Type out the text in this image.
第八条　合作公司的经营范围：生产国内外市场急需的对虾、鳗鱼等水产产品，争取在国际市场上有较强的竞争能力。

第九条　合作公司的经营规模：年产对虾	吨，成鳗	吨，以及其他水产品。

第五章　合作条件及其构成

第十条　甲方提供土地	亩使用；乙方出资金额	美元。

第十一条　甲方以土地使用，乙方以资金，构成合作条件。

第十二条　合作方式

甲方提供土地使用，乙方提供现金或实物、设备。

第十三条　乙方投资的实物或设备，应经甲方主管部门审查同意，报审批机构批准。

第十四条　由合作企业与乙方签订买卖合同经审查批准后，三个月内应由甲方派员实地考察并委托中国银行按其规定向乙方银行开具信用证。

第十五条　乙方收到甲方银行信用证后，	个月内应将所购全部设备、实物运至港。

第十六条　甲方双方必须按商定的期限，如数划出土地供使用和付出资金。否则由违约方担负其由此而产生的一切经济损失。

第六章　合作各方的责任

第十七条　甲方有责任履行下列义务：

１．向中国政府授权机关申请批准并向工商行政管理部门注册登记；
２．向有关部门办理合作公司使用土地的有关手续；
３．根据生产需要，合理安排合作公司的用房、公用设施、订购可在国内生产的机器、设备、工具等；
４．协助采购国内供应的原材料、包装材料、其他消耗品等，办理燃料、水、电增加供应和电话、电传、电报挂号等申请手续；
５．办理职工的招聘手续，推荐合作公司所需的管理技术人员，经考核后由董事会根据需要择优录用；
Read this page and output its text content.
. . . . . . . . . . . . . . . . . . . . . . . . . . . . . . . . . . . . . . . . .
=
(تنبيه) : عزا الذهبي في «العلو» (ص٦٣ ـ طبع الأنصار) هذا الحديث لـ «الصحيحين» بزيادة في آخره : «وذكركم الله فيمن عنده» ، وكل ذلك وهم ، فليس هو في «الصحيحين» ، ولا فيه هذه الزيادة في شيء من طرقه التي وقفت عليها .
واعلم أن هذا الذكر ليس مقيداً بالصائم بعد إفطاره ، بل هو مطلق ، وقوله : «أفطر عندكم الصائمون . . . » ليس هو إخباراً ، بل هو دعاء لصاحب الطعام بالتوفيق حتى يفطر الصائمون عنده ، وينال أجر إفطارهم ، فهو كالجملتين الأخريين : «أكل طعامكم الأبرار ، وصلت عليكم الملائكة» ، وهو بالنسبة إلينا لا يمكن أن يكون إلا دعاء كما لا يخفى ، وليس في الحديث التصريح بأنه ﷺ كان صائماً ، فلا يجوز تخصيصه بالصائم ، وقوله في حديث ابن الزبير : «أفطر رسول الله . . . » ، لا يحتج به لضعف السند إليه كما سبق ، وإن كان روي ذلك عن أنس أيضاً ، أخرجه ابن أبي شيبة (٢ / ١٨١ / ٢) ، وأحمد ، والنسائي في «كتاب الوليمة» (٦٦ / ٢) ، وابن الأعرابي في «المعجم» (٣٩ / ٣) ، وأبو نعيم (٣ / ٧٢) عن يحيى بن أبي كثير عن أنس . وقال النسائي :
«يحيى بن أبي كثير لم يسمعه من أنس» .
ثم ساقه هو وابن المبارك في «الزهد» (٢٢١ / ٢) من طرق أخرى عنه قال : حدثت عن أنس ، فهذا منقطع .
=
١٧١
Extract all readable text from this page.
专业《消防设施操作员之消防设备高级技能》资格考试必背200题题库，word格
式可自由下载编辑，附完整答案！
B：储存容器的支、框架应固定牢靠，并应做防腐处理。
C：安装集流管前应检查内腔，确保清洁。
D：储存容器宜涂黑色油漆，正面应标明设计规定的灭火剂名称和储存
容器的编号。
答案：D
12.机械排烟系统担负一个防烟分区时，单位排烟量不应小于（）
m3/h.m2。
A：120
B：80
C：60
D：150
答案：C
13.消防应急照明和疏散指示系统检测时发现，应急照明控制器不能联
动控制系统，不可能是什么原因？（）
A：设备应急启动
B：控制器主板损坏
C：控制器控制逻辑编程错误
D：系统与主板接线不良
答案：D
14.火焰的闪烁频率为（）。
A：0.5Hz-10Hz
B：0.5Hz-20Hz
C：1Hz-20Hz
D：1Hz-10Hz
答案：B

[Required work] Write out the entries in full, exactly as given.

[Complete answer]
Type out the text in this image.
第八条　合作公司的经营范围：生产国内外市场急需的对虾、鳗鱼等水产产品，争取在国际市场上有较强的竞争能力。

第九条　合作公司的经营规模：年产对虾	吨，成鳗	吨，以及其他水产品。

第五章　合作条件及其构成

第十条　甲方提供土地	亩使用；乙方出资金额	美元。

第十一条　甲方以土地使用，乙方以资金，构成合作条件。

第十二条　合作方式

甲方提供土地使用，乙方提供现金或实物、设备。

第十三条　乙方投资的实物或设备，应经甲方主管部门审查同意，报审批机构批准。

第十四条　由合作企业与乙方签订买卖合同经审查批准后，三个月内应由甲方派员实地考察并委托中国银行按其规定向乙方银行开具信用证。

第十五条　乙方收到甲方银行信用证后，	个月内应将所购全部设备、实物运至港。

第十六条　甲方双方必须按商定的期限，如数划出土地供使用和付出资金。否则由违约方担负其由此而产生的一切经济损失。

第六章　合作各方的责任

第十七条　甲方有责任履行下列义务：

１．向中国政府授权机关申请批准并向工商行政管理部门注册登记；
２．向有关部门办理合作公司使用土地的有关手续；
３．根据生产需要，合理安排合作公司的用房、公用设施、订购可在国内生产的机器、设备、工具等；
４．协助采购国内供应的原材料、包装材料、其他消耗品等，办理燃料、水、电增加供应和电话、电传、电报挂号等申请手续；
５．办理职工的招聘手续，推荐合作公司所需的管理技术人员，经考核后由董事会根据需要择优录用；
Read this page and output its text content.
. . . . . . . . . . . . . . . . . . . . . . . . . . . . . . . . . . . . . . . . .
=
(تنبيه) : عزا الذهبي في «العلو» (ص٦٣ ـ طبع الأنصار) هذا الحديث لـ «الصحيحين» بزيادة في آخره : «وذكركم الله فيمن عنده» ، وكل ذلك وهم ، فليس هو في «الصحيحين» ، ولا فيه هذه الزيادة في شيء من طرقه التي وقفت عليها .
واعلم أن هذا الذكر ليس مقيداً بالصائم بعد إفطاره ، بل هو مطلق ، وقوله : «أفطر عندكم الصائمون . . . » ليس هو إخباراً ، بل هو دعاء لصاحب الطعام بالتوفيق حتى يفطر الصائمون عنده ، وينال أجر إفطارهم ، فهو كالجملتين الأخريين : «أكل طعامكم الأبرار ، وصلت عليكم الملائكة» ، وهو بالنسبة إلينا لا يمكن أن يكون إلا دعاء كما لا يخفى ، وليس في الحديث التصريح بأنه ﷺ كان صائماً ، فلا يجوز تخصيصه بالصائم ، وقوله في حديث ابن الزبير : «أفطر رسول الله . . . » ، لا يحتج به لضعف السند إليه كما سبق ، وإن كان روي ذلك عن أنس أيضاً ، أخرجه ابن أبي شيبة (٢ / ١٨١ / ٢) ، وأحمد ، والنسائي في «كتاب الوليمة» (٦٦ / ٢) ، وابن الأعرابي في «المعجم» (٣٩ / ٣) ، وأبو نعيم (٣ / ٧٢) عن يحيى بن أبي كثير عن أنس . وقال النسائي :
«يحيى بن أبي كثير لم يسمعه من أنس» .
ثم ساقه هو وابن المبارك في «الزهد» (٢٢١ / ٢) من طرق أخرى عنه قال : حدثت عن أنس ، فهذا منقطع .
=
١٧١
Extract all readable text from this page.
专业《消防设施操作员之消防设备高级技能》资格考试必背200题题库，word格
式可自由下载编辑，附完整答案！
B：储存容器的支、框架应固定牢靠，并应做防腐处理。
C：安装集流管前应检查内腔，确保清洁。
D：储存容器宜涂黑色油漆，正面应标明设计规定的灭火剂名称和储存
容器的编号。
答案：D
12.机械排烟系统担负一个防烟分区时，单位排烟量不应小于（）
m3/h.m2。
A：120
B：80
C：60
D：150
答案：C
13.消防应急照明和疏散指示系统检测时发现，应急照明控制器不能联
动控制系统，不可能是什么原因？（）
A：设备应急启动
B：控制器主板损坏
C：控制器控制逻辑编程错误
D：系统与主板接线不良
答案：D
14.火焰的闪烁频率为（）。
A：0.5Hz-10Hz
B：0.5Hz-20Hz
C：1Hz-20Hz
D：1Hz-10Hz
答案：B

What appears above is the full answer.